> [INSTRUCTION]
Lift out each line of the data that holds "JSON".
_ _ _
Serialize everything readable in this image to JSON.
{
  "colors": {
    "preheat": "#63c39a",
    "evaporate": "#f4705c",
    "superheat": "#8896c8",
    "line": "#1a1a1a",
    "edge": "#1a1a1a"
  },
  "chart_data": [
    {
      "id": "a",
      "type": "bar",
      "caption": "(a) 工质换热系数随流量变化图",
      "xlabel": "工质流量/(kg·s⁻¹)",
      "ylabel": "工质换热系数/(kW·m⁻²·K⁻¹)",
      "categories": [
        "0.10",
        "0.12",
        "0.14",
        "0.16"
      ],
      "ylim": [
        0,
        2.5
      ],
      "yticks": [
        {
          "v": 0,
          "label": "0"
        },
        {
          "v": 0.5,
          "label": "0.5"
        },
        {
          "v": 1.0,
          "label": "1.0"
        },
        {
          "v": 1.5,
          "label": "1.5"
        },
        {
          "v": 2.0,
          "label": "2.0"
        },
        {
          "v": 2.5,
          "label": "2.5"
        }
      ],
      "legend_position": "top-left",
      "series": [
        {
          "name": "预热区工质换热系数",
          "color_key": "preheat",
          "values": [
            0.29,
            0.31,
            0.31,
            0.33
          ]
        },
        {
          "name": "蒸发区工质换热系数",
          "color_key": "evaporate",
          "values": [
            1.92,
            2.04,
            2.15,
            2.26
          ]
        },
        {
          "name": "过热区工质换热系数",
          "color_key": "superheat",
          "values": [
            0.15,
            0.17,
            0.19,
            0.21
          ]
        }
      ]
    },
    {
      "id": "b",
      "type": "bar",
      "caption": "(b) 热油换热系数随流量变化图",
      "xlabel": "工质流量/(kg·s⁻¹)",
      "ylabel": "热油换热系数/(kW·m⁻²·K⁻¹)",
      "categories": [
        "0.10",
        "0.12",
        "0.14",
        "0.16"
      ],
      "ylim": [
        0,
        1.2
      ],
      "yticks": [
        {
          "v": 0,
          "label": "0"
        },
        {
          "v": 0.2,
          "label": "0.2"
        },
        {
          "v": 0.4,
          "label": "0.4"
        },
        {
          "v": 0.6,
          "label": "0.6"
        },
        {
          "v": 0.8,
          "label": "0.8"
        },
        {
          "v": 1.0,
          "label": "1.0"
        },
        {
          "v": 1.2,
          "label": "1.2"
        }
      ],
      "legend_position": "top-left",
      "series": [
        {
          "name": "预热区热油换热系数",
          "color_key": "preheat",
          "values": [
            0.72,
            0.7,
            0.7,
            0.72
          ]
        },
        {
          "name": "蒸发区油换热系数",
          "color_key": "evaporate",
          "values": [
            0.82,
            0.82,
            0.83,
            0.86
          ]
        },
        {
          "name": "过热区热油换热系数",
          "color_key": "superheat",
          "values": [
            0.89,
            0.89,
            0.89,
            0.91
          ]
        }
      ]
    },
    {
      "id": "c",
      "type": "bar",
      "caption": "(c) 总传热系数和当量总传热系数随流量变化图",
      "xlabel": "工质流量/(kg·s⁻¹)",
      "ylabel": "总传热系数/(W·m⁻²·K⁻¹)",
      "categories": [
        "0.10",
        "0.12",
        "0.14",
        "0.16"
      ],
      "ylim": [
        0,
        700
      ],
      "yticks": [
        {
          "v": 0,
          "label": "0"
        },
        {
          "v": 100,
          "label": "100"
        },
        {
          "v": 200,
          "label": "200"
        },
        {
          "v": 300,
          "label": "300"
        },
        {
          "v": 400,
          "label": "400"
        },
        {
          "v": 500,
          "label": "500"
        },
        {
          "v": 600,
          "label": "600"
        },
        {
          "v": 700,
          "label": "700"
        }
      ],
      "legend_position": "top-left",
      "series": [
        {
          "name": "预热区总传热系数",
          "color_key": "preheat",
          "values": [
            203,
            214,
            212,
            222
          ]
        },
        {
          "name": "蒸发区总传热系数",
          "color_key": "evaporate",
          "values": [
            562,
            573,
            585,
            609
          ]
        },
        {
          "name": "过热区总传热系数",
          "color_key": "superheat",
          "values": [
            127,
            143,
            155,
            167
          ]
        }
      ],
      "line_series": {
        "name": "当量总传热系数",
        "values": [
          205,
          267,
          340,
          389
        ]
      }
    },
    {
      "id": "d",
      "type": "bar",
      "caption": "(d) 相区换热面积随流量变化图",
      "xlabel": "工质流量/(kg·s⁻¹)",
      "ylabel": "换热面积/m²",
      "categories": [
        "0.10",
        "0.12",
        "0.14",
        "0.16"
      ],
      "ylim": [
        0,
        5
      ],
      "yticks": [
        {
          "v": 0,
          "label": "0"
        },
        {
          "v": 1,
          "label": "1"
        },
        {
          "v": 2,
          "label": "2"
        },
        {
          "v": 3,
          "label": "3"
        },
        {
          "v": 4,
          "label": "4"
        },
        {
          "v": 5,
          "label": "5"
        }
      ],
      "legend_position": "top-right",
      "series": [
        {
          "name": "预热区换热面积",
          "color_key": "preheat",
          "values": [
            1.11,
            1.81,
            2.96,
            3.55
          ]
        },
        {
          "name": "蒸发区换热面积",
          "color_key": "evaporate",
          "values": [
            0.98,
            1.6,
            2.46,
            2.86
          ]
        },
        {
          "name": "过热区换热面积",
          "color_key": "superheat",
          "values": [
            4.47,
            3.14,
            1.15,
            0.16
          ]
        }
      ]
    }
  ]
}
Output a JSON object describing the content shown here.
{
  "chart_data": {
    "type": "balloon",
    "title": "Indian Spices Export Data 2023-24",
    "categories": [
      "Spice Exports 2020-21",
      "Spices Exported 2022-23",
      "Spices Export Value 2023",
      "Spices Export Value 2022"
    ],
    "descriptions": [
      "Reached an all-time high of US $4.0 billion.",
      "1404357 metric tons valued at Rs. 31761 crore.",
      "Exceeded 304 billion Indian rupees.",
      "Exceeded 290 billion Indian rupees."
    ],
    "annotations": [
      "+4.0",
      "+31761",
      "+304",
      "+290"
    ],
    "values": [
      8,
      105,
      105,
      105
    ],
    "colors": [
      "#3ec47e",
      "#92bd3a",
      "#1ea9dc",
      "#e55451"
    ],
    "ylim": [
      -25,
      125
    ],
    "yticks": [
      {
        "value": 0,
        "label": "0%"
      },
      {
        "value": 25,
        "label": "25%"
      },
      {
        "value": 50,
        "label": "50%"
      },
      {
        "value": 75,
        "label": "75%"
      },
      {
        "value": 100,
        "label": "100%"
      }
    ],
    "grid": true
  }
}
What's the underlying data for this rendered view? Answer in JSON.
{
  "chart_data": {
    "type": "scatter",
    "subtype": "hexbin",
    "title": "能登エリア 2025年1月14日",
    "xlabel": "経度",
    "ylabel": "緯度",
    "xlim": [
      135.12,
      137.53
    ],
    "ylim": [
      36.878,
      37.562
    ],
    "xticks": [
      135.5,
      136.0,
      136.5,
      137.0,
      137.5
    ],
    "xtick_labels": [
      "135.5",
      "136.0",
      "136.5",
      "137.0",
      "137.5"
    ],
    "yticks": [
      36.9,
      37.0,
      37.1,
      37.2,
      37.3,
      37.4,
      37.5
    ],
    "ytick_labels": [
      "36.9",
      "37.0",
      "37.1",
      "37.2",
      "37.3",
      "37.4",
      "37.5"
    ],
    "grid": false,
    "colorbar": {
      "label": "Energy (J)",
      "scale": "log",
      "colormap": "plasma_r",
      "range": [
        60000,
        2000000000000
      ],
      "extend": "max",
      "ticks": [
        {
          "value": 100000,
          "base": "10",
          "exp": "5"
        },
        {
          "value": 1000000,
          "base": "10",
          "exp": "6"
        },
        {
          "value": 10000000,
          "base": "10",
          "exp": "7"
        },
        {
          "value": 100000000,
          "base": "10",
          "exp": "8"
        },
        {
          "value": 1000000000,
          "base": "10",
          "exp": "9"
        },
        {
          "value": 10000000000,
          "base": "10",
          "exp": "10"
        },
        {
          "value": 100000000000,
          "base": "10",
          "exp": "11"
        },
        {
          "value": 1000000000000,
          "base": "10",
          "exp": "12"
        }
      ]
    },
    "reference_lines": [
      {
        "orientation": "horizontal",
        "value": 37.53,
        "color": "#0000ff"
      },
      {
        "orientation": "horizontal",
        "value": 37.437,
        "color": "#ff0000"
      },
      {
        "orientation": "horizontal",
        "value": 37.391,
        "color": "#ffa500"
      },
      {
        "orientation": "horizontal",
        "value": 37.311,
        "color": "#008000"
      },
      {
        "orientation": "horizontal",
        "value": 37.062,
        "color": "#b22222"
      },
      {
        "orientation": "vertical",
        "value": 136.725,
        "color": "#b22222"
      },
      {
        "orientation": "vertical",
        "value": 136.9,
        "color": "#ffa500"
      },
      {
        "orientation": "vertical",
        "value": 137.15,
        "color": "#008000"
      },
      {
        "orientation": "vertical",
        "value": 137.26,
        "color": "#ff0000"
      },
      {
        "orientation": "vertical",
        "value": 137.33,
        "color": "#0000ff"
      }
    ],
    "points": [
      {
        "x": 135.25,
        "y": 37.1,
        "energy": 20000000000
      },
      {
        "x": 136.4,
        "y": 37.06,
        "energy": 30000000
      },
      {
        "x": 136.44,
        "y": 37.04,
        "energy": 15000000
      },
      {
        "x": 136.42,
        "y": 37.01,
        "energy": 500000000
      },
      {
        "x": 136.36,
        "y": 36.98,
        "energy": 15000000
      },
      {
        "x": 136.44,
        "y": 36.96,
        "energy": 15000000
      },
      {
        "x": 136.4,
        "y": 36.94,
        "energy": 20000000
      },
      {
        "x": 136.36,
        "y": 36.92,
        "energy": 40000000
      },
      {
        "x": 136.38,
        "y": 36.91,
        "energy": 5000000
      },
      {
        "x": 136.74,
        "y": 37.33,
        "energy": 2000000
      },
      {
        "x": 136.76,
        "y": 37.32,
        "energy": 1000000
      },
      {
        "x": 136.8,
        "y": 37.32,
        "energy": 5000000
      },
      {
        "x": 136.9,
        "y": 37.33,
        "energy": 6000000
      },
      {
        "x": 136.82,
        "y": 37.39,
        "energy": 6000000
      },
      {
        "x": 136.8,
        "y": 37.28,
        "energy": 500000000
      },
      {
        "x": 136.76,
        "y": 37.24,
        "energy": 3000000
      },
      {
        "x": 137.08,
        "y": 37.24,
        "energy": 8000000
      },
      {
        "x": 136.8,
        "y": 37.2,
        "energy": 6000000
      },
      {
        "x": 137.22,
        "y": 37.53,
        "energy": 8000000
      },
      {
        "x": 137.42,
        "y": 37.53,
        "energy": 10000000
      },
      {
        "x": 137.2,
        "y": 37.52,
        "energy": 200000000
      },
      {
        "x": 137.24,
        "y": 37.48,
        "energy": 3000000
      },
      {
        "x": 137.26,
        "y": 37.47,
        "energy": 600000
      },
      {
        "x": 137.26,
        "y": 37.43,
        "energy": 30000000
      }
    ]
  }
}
_ _ _
> [RESULT OF THIS TASK]
Serialize everything readable in this image to JSON.
Output a JSON object describing the content shown here.
What's the underlying data for this rendered view? Answer in JSON.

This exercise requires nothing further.